Exercise aim:
Repeat the records exactly. Every line must match.
===============
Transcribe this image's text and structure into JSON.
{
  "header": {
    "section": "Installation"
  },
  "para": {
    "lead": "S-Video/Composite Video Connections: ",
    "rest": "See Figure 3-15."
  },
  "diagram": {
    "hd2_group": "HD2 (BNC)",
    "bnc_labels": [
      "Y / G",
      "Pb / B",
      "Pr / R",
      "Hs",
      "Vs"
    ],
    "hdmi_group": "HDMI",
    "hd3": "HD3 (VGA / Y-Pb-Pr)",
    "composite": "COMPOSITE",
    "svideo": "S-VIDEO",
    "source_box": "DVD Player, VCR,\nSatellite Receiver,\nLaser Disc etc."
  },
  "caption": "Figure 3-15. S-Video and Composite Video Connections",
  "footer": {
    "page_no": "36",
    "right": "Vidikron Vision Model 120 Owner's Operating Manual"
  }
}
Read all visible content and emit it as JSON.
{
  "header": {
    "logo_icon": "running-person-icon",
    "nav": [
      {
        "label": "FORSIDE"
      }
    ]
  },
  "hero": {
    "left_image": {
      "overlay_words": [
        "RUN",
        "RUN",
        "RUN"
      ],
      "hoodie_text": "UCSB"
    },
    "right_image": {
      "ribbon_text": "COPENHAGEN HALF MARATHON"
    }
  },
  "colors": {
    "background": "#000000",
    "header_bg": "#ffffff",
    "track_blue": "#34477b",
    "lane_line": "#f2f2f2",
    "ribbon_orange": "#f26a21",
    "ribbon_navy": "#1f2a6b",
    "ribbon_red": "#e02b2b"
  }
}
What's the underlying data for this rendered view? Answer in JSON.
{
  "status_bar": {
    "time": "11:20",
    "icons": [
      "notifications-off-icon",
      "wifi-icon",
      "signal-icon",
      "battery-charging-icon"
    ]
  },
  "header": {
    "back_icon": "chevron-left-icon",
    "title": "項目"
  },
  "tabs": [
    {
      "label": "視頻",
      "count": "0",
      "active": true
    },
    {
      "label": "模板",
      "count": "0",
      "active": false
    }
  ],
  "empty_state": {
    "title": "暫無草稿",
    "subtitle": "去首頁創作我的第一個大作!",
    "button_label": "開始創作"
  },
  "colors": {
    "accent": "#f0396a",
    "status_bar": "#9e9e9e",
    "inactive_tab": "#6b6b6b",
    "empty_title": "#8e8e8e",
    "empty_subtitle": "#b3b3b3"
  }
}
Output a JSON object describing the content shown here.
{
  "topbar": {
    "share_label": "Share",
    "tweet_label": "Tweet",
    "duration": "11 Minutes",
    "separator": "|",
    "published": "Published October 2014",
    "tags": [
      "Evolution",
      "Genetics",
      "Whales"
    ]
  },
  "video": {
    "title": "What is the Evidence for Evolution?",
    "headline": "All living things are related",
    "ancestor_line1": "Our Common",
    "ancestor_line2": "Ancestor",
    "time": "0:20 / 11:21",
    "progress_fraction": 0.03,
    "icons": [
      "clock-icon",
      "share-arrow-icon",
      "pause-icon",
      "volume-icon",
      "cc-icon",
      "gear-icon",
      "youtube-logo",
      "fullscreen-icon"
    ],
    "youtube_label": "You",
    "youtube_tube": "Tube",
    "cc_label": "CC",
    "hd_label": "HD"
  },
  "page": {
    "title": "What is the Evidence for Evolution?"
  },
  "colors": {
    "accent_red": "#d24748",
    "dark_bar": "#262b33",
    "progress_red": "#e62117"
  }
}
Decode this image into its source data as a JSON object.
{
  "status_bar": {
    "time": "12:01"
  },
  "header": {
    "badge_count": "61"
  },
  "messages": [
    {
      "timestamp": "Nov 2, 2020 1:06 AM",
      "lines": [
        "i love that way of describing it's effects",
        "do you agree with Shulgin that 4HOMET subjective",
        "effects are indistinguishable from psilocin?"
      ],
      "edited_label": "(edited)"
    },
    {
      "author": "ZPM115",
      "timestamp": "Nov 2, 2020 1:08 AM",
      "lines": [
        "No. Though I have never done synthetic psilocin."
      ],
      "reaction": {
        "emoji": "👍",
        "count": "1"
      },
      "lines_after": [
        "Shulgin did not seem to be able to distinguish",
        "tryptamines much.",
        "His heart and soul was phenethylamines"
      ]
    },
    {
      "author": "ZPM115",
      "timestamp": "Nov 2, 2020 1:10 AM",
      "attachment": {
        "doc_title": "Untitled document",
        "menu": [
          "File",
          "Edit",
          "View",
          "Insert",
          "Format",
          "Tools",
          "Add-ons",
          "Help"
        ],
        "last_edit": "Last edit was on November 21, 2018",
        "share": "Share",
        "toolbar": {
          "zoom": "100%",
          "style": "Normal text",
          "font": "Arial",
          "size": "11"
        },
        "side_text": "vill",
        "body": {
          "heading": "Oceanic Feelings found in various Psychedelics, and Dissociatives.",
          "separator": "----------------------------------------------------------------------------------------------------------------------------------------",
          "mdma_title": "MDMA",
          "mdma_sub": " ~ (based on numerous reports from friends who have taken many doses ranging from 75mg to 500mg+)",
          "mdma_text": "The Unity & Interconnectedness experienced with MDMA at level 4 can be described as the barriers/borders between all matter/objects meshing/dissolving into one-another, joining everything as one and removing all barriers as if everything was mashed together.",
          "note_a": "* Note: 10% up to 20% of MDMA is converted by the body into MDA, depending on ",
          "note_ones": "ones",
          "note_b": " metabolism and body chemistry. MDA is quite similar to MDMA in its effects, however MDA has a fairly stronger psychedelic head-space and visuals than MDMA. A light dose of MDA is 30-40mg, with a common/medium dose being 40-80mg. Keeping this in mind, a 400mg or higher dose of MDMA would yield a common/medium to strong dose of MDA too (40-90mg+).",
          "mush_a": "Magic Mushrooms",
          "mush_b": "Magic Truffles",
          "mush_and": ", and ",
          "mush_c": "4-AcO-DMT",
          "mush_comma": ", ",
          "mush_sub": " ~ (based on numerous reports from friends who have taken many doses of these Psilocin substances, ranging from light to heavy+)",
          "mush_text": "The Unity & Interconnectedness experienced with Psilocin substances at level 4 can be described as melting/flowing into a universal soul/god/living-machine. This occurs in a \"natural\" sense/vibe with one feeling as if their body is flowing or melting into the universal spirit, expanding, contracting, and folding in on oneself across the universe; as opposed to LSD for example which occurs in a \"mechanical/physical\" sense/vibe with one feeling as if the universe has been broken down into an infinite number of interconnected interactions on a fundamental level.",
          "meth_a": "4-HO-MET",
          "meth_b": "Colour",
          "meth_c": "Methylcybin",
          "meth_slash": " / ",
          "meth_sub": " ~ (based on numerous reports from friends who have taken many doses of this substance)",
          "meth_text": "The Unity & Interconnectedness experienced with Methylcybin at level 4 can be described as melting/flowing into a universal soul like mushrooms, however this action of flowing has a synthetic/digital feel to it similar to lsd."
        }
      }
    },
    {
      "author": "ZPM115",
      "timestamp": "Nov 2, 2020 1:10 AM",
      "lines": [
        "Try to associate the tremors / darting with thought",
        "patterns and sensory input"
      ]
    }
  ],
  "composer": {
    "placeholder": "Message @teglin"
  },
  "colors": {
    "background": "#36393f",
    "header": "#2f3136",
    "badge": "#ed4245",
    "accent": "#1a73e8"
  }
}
===============
Finished exercise:
Transcribe this image's text and structure into JSON.
{
  "header": {
    "section": "Installation"
  },
  "para": {
    "lead": "S-Video/Composite Video Connections: ",
    "rest": "See Figure 3-15."
  },
  "diagram": {
    "hd2_group": "HD2 (BNC)",
    "bnc_labels": [
      "Y / G",
      "Pb / B",
      "Pr / R",
      "Hs",
      "Vs"
    ],
    "hdmi_group": "HDMI",
    "hd3": "HD3 (VGA / Y-Pb-Pr)",
    "composite": "COMPOSITE",
    "svideo": "S-VIDEO",
    "source_box": "DVD Player, VCR,\nSatellite Receiver,\nLaser Disc etc."
  },
  "caption": "Figure 3-15. S-Video and Composite Video Connections",
  "footer": {
    "page_no": "36",
    "right": "Vidikron Vision Model 120 Owner's Operating Manual"
  }
}
Read all visible content and emit it as JSON.
{
  "header": {
    "logo_icon": "running-person-icon",
    "nav": [
      {
        "label": "FORSIDE"
      }
    ]
  },
  "hero": {
    "left_image": {
      "overlay_words": [
        "RUN",
        "RUN",
        "RUN"
      ],
      "hoodie_text": "UCSB"
    },
    "right_image": {
      "ribbon_text": "COPENHAGEN HALF MARATHON"
    }
  },
  "colors": {
    "background": "#000000",
    "header_bg": "#ffffff",
    "track_blue": "#34477b",
    "lane_line": "#f2f2f2",
    "ribbon_orange": "#f26a21",
    "ribbon_navy": "#1f2a6b",
    "ribbon_red": "#e02b2b"
  }
}
What's the underlying data for this rendered view? Answer in JSON.
{
  "status_bar": {
    "time": "11:20",
    "icons": [
      "notifications-off-icon",
      "wifi-icon",
      "signal-icon",
      "battery-charging-icon"
    ]
  },
  "header": {
    "back_icon": "chevron-left-icon",
    "title": "項目"
  },
  "tabs": [
    {
      "label": "視頻",
      "count": "0",
      "active": true
    },
    {
      "label": "模板",
      "count": "0",
      "active": false
    }
  ],
  "empty_state": {
    "title": "暫無草稿",
    "subtitle": "去首頁創作我的第一個大作!",
    "button_label": "開始創作"
  },
  "colors": {
    "accent": "#f0396a",
    "status_bar": "#9e9e9e",
    "inactive_tab": "#6b6b6b",
    "empty_title": "#8e8e8e",
    "empty_subtitle": "#b3b3b3"
  }
}
Output a JSON object describing the content shown here.
{
  "topbar": {
    "share_label": "Share",
    "tweet_label": "Tweet",
    "duration": "11 Minutes",
    "separator": "|",
    "published": "Published October 2014",
    "tags": [
      "Evolution",
      "Genetics",
      "Whales"
    ]
  },
  "video": {
    "title": "What is the Evidence for Evolution?",
    "headline": "All living things are related",
    "ancestor_line1": "Our Common",
    "ancestor_line2": "Ancestor",
    "time": "0:20 / 11:21",
    "progress_fraction": 0.03,
    "icons": [
      "clock-icon",
      "share-arrow-icon",
      "pause-icon",
      "volume-icon",
      "cc-icon",
      "gear-icon",
      "youtube-logo",
      "fullscreen-icon"
    ],
    "youtube_label": "You",
    "youtube_tube": "Tube",
    "cc_label": "CC",
    "hd_label": "HD"
  },
  "page": {
    "title": "What is the Evidence for Evolution?"
  },
  "colors": {
    "accent_red": "#d24748",
    "dark_bar": "#262b33",
    "progress_red": "#e62117"
  }
}
Decode this image into its source data as a JSON object.
{
  "status_bar": {
    "time": "12:01"
  },
  "header": {
    "badge_count": "61"
  },
  "messages": [
    {
      "timestamp": "Nov 2, 2020 1:06 AM",
      "lines": [
        "i love that way of describing it's effects",
        "do you agree with Shulgin that 4HOMET subjective",
        "effects are indistinguishable from psilocin?"
      ],
      "edited_label": "(edited)"
    },
    {
      "author": "ZPM115",
      "timestamp": "Nov 2, 2020 1:08 AM",
      "lines": [
        "No. Though I have never done synthetic psilocin."
      ],
      "reaction": {
        "emoji": "👍",
        "count": "1"
      },
      "lines_after": [
        "Shulgin did not seem to be able to distinguish",
        "tryptamines much.",
        "His heart and soul was phenethylamines"
      ]
    },
    {
      "author": "ZPM115",
      "timestamp": "Nov 2, 2020 1:10 AM",
      "attachment": {
        "doc_title": "Untitled document",
        "menu": [
          "File",
          "Edit",
          "View",
          "Insert",
          "Format",
          "Tools",
          "Add-ons",
          "Help"
        ],
        "last_edit": "Last edit was on November 21, 2018",
        "share": "Share",
        "toolbar": {
          "zoom": "100%",
          "style": "Normal text",
          "font": "Arial",
          "size": "11"
        },
        "side_text": "vill",
        "body": {
          "heading": "Oceanic Feelings found in various Psychedelics, and Dissociatives.",
          "separator": "----------------------------------------------------------------------------------------------------------------------------------------",
          "mdma_title": "MDMA",
          "mdma_sub": " ~ (based on numerous reports from friends who have taken many doses ranging from 75mg to 500mg+)",
          "mdma_text": "The Unity & Interconnectedness experienced with MDMA at level 4 can be described as the barriers/borders between all matter/objects meshing/dissolving into one-another, joining everything as one and removing all barriers as if everything was mashed together.",
          "note_a": "* Note: 10% up to 20% of MDMA is converted by the body into MDA, depending on ",
          "note_ones": "ones",
          "note_b": " metabolism and body chemistry. MDA is quite similar to MDMA in its effects, however MDA has a fairly stronger psychedelic head-space and visuals than MDMA. A light dose of MDA is 30-40mg, with a common/medium dose being 40-80mg. Keeping this in mind, a 400mg or higher dose of MDMA would yield a common/medium to strong dose of MDA too (40-90mg+).",
          "mush_a": "Magic Mushrooms",
          "mush_b": "Magic Truffles",
          "mush_and": ", and ",
          "mush_c": "4-AcO-DMT",
          "mush_comma": ", ",
          "mush_sub": " ~ (based on numerous reports from friends who have taken many doses of these Psilocin substances, ranging from light to heavy+)",
          "mush_text": "The Unity & Interconnectedness experienced with Psilocin substances at level 4 can be described as melting/flowing into a universal soul/god/living-machine. This occurs in a \"natural\" sense/vibe with one feeling as if their body is flowing or melting into the universal spirit, expanding, contracting, and folding in on oneself across the universe; as opposed to LSD for example which occurs in a \"mechanical/physical\" sense/vibe with one feeling as if the universe has been broken down into an infinite number of interconnected interactions on a fundamental level.",
          "meth_a": "4-HO-MET",
          "meth_b": "Colour",
          "meth_c": "Methylcybin",
          "meth_slash": " / ",
          "meth_sub": " ~ (based on numerous reports from friends who have taken many doses of this substance)",
          "meth_text": "The Unity & Interconnectedness experienced with Methylcybin at level 4 can be described as melting/flowing into a universal soul like mushrooms, however this action of flowing has a synthetic/digital feel to it similar to lsd."
        }
      }
    },
    {
      "author": "ZPM115",
      "timestamp": "Nov 2, 2020 1:10 AM",
      "lines": [
        "Try to associate the tremors / darting with thought",
        "patterns and sensory input"
      ]
    }
  ],
  "composer": {
    "placeholder": "Message @teglin"
  },
  "colors": {
    "background": "#36393f",
    "header": "#2f3136",
    "badge": "#ed4245",
    "accent": "#1a73e8"
  }
}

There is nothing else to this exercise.